Collected data:
__________________________________________________
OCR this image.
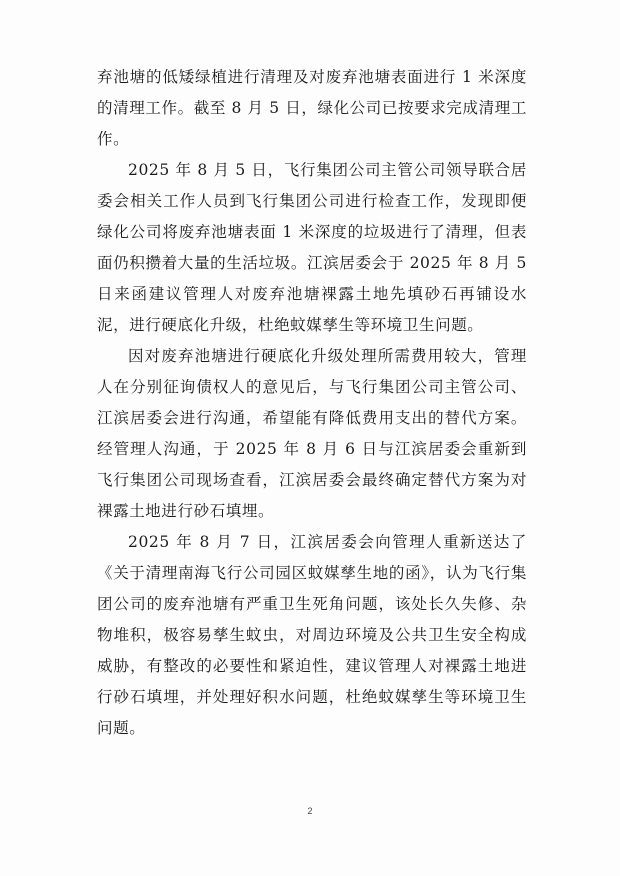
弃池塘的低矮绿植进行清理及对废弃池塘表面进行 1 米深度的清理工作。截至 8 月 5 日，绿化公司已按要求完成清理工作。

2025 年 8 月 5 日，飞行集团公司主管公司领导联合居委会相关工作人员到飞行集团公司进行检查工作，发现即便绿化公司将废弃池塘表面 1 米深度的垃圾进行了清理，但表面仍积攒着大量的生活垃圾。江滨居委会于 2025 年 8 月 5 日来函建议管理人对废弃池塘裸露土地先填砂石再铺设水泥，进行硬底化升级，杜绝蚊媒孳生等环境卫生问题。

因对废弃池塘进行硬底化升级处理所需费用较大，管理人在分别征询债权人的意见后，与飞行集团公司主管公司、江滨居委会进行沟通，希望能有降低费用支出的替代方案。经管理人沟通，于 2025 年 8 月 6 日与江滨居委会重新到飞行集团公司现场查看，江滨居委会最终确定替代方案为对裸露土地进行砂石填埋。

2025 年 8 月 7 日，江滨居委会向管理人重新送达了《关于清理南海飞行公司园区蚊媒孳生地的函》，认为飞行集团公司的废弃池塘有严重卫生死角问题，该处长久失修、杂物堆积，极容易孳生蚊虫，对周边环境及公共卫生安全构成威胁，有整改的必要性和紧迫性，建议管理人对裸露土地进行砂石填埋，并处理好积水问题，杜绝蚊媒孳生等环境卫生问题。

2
__________________________________________________
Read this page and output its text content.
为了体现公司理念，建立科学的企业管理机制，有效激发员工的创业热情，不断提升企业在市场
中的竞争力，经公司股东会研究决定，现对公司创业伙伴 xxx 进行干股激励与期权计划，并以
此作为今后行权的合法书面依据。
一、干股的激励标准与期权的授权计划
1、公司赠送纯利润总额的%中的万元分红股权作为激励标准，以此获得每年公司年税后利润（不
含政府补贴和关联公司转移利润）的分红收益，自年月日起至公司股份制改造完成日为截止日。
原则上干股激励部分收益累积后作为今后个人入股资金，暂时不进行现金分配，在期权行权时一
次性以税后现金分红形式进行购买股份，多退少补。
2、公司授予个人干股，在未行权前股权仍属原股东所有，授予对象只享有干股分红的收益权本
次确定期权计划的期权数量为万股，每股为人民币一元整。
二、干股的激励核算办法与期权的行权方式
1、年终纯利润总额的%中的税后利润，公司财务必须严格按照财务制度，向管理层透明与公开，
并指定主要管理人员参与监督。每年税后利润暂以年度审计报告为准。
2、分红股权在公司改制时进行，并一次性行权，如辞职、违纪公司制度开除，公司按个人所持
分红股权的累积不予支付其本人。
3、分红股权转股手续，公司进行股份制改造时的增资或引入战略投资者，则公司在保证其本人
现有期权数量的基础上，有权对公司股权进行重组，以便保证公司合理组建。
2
__________________________________________________
Copy every line that contains the string "this".

OCR this image.
Read this page and output its text content.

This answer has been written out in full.